[Dataset items]
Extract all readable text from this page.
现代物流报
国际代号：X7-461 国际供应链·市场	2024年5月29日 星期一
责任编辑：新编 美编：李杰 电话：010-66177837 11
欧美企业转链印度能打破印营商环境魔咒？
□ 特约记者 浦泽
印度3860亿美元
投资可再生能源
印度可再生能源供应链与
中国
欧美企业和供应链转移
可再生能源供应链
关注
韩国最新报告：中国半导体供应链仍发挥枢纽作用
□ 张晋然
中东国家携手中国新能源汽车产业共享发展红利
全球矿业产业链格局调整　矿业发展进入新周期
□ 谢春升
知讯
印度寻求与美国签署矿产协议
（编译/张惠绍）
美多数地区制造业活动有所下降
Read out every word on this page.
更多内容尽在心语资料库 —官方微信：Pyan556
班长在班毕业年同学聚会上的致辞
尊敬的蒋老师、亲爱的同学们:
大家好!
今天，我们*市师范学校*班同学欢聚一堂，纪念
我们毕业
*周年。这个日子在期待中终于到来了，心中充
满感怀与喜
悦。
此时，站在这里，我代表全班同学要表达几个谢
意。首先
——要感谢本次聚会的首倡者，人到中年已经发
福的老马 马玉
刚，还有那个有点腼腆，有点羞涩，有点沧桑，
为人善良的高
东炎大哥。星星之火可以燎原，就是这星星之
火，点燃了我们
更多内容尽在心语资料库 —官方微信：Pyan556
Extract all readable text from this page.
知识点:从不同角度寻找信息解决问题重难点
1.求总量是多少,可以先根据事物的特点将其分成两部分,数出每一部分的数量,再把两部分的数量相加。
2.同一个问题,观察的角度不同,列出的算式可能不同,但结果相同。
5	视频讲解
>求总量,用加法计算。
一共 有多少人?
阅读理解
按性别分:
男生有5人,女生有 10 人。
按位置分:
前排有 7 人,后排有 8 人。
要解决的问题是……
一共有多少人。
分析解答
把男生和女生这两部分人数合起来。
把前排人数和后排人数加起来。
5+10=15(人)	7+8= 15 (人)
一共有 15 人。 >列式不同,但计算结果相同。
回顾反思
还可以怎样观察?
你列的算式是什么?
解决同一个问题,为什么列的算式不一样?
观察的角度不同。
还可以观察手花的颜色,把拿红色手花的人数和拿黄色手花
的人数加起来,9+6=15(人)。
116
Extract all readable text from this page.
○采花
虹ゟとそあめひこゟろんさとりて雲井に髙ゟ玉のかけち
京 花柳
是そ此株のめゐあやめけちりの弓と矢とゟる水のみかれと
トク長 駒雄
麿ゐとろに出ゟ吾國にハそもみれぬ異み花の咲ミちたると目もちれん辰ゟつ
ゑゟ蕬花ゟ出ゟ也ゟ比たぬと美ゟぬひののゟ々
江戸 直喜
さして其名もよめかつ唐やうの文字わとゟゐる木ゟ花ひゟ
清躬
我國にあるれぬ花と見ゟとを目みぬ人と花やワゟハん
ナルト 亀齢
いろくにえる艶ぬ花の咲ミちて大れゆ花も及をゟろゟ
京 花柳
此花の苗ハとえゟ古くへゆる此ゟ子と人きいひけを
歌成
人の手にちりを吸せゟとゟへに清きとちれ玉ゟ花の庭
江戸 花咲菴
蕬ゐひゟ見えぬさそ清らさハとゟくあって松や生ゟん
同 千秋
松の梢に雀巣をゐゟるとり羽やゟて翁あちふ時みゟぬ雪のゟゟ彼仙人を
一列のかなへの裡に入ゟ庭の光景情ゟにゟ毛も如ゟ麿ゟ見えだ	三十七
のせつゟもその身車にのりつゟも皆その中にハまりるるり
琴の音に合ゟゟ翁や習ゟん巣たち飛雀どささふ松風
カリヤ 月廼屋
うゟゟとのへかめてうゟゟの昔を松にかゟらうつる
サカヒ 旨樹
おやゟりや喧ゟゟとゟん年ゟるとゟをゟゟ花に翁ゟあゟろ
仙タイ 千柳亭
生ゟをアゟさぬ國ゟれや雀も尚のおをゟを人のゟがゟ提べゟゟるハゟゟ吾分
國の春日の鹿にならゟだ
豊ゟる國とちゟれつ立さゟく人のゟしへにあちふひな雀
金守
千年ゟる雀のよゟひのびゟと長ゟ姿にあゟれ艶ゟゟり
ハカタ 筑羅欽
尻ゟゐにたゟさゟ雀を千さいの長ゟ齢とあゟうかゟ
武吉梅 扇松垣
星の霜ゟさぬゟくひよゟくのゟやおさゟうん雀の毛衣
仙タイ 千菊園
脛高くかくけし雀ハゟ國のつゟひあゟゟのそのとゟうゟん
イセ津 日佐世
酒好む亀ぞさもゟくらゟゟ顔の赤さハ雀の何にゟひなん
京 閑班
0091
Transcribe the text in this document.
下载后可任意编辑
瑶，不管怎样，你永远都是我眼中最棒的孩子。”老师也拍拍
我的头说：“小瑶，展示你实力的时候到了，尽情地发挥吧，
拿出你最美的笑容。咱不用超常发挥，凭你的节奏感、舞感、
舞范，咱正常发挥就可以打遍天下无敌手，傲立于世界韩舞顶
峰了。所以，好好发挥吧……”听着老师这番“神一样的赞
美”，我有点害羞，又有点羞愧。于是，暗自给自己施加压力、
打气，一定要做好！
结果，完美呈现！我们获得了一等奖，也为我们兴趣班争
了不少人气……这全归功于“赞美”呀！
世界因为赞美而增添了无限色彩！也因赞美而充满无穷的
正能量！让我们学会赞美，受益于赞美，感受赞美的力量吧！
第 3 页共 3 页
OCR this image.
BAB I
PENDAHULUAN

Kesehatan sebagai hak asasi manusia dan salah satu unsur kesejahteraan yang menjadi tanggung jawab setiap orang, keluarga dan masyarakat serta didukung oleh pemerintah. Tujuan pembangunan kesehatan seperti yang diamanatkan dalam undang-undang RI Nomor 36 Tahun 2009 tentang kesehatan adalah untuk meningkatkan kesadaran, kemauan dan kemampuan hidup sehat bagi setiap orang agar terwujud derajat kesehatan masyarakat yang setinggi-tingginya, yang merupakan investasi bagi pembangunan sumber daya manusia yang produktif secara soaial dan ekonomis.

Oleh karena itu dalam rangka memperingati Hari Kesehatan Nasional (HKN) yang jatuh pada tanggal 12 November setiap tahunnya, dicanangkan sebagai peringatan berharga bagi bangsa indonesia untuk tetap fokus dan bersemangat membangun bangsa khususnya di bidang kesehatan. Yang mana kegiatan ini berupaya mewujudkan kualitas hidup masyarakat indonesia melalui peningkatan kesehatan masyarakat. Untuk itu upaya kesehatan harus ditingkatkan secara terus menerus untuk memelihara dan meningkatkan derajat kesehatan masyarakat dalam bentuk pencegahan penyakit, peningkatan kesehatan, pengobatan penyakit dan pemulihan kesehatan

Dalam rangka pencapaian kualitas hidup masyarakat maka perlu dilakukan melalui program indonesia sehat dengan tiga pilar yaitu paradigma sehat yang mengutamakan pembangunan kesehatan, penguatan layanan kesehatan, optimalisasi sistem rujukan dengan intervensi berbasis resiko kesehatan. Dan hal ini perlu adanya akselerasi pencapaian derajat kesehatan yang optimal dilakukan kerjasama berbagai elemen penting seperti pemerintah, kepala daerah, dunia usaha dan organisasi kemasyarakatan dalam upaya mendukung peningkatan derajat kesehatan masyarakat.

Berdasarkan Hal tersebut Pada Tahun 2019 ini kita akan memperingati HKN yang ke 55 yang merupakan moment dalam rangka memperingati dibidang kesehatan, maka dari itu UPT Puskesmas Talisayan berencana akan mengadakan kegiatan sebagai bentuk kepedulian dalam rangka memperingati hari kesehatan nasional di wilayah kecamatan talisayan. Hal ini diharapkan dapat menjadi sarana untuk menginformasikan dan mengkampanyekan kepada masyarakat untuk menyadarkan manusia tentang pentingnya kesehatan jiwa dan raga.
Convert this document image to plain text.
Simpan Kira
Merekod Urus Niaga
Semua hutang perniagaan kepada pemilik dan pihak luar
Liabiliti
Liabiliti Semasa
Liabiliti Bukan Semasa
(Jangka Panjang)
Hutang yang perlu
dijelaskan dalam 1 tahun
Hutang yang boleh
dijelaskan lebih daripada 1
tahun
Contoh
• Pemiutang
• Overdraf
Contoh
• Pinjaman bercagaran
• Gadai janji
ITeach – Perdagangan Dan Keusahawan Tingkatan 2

**TASK OBJECTIVE:**
Pick out, from the lines above, every one that contains the string "peningkatan".

**TASK OUTPUT:**
Oleh karena itu dalam rangka memperingati Hari Kesehatan Nasional (HKN) yang jatuh pada tanggal 12 November setiap tahunnya, dicanangkan sebagai peringatan berharga bagi bangsa indonesia untuk tetap fokus dan bersemangat membangun bangsa khususnya di bidang kesehatan. Yang mana kegiatan ini berupaya mewujudkan kualitas hidup masyarakat indonesia melalui peningkatan kesehatan masyarakat. Untuk itu upaya kesehatan harus ditingkatkan secara terus menerus untuk memelihara dan meningkatkan derajat kesehatan masyarakat dalam bentuk pencegahan penyakit, peningkatan kesehatan, pengobatan penyakit dan pemulihan kesehatan
Dalam rangka pencapaian kualitas hidup masyarakat maka perlu dilakukan melalui program indonesia sehat dengan tiga pilar yaitu paradigma sehat yang mengutamakan pembangunan kesehatan, penguatan layanan kesehatan, optimalisasi sistem rujukan dengan intervensi berbasis resiko kesehatan. Dan hal ini perlu adanya akselerasi pencapaian derajat kesehatan yang optimal dilakukan kerjasama berbagai elemen penting seperti pemerintah, kepala daerah, dunia usaha dan organisasi kemasyarakatan dalam upaya mendukung peningkatan derajat kesehatan masyarakat.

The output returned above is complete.